■ WHAT TO WORK ON ■
What is needed here is every record, retyped without any change.

Component data from apps and pages:
※

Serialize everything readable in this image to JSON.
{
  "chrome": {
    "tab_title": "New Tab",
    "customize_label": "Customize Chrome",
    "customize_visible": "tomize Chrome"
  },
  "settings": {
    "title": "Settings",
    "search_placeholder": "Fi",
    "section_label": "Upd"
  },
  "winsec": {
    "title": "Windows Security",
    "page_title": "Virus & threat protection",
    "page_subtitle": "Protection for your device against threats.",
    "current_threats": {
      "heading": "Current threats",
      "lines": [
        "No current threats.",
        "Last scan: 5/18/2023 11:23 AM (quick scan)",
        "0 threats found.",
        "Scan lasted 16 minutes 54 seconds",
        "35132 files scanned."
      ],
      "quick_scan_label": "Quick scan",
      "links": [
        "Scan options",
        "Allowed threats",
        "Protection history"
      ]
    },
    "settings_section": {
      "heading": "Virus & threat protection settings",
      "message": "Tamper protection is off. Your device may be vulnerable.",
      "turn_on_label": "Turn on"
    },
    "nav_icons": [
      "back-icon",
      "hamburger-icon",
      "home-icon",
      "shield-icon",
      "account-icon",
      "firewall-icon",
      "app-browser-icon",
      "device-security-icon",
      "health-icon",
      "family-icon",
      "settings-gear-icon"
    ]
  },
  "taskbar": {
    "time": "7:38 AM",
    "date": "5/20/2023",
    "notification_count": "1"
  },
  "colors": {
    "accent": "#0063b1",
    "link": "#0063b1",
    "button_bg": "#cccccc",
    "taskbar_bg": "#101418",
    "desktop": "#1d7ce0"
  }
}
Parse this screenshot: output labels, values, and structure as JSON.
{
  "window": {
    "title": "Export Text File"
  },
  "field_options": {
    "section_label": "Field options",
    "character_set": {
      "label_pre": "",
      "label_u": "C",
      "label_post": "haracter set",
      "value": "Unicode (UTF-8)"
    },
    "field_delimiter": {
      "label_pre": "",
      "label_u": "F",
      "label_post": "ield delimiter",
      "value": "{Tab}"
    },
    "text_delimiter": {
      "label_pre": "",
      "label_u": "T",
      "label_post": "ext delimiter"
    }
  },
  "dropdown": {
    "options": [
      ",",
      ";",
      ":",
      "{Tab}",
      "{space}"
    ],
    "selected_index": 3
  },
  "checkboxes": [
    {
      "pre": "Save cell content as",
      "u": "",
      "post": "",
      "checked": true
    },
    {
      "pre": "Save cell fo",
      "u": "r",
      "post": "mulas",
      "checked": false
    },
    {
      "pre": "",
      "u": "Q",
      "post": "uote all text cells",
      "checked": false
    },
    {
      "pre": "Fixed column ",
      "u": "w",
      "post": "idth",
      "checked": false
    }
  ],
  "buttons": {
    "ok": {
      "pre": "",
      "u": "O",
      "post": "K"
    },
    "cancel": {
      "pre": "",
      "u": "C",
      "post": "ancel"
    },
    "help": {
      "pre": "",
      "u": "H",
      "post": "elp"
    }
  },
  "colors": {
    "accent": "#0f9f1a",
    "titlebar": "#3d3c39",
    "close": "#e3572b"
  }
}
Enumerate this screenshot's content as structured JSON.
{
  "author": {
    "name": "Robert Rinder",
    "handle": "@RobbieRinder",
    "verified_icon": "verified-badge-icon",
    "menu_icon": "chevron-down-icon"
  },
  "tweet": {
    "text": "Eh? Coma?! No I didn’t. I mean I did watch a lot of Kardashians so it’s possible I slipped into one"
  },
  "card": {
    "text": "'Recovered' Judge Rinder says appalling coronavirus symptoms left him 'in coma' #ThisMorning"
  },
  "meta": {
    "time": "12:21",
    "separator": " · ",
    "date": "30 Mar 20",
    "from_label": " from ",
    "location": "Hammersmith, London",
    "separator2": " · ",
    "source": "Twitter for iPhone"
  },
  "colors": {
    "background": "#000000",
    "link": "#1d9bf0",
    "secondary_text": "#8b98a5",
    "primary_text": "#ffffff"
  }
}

※

■ EXERCISE SOLUTION ■
Serialize everything readable in this image to JSON.
{
  "chrome": {
    "tab_title": "New Tab",
    "customize_label": "Customize Chrome",
    "customize_visible": "tomize Chrome"
  },
  "settings": {
    "title": "Settings",
    "search_placeholder": "Fi",
    "section_label": "Upd"
  },
  "winsec": {
    "title": "Windows Security",
    "page_title": "Virus & threat protection",
    "page_subtitle": "Protection for your device against threats.",
    "current_threats": {
      "heading": "Current threats",
      "lines": [
        "No current threats.",
        "Last scan: 5/18/2023 11:23 AM (quick scan)",
        "0 threats found.",
        "Scan lasted 16 minutes 54 seconds",
        "35132 files scanned."
      ],
      "quick_scan_label": "Quick scan",
      "links": [
        "Scan options",
        "Allowed threats",
        "Protection history"
      ]
    },
    "settings_section": {
      "heading": "Virus & threat protection settings",
      "message": "Tamper protection is off. Your device may be vulnerable.",
      "turn_on_label": "Turn on"
    },
    "nav_icons": [
      "back-icon",
      "hamburger-icon",
      "home-icon",
      "shield-icon",
      "account-icon",
      "firewall-icon",
      "app-browser-icon",
      "device-security-icon",
      "health-icon",
      "family-icon",
      "settings-gear-icon"
    ]
  },
  "taskbar": {
    "time": "7:38 AM",
    "date": "5/20/2023",
    "notification_count": "1"
  },
  "colors": {
    "accent": "#0063b1",
    "link": "#0063b1",
    "button_bg": "#cccccc",
    "taskbar_bg": "#101418",
    "desktop": "#1d7ce0"
  }
}
Parse this screenshot: output labels, values, and structure as JSON.
{
  "window": {
    "title": "Export Text File"
  },
  "field_options": {
    "section_label": "Field options",
    "character_set": {
      "label_pre": "",
      "label_u": "C",
      "label_post": "haracter set",
      "value": "Unicode (UTF-8)"
    },
    "field_delimiter": {
      "label_pre": "",
      "label_u": "F",
      "label_post": "ield delimiter",
      "value": "{Tab}"
    },
    "text_delimiter": {
      "label_pre": "",
      "label_u": "T",
      "label_post": "ext delimiter"
    }
  },
  "dropdown": {
    "options": [
      ",",
      ";",
      ":",
      "{Tab}",
      "{space}"
    ],
    "selected_index": 3
  },
  "checkboxes": [
    {
      "pre": "Save cell content as",
      "u": "",
      "post": "",
      "checked": true
    },
    {
      "pre": "Save cell fo",
      "u": "r",
      "post": "mulas",
      "checked": false
    },
    {
      "pre": "",
      "u": "Q",
      "post": "uote all text cells",
      "checked": false
    },
    {
      "pre": "Fixed column ",
      "u": "w",
      "post": "idth",
      "checked": false
    }
  ],
  "buttons": {
    "ok": {
      "pre": "",
      "u": "O",
      "post": "K"
    },
    "cancel": {
      "pre": "",
      "u": "C",
      "post": "ancel"
    },
    "help": {
      "pre": "",
      "u": "H",
      "post": "elp"
    }
  },
  "colors": {
    "accent": "#0f9f1a",
    "titlebar": "#3d3c39",
    "close": "#e3572b"
  }
}
Enumerate this screenshot's content as structured JSON.
{
  "author": {
    "name": "Robert Rinder",
    "handle": "@RobbieRinder",
    "verified_icon": "verified-badge-icon",
    "menu_icon": "chevron-down-icon"
  },
  "tweet": {
    "text": "Eh? Coma?! No I didn’t. I mean I did watch a lot of Kardashians so it’s possible I slipped into one"
  },
  "card": {
    "text": "'Recovered' Judge Rinder says appalling coronavirus symptoms left him 'in coma' #ThisMorning"
  },
  "meta": {
    "time": "12:21",
    "separator": " · ",
    "date": "30 Mar 20",
    "from_label": " from ",
    "location": "Hammersmith, London",
    "separator2": " · ",
    "source": "Twitter for iPhone"
  },
  "colors": {
    "background": "#000000",
    "link": "#1d9bf0",
    "secondary_text": "#8b98a5",
    "primary_text": "#ffffff"
  }
}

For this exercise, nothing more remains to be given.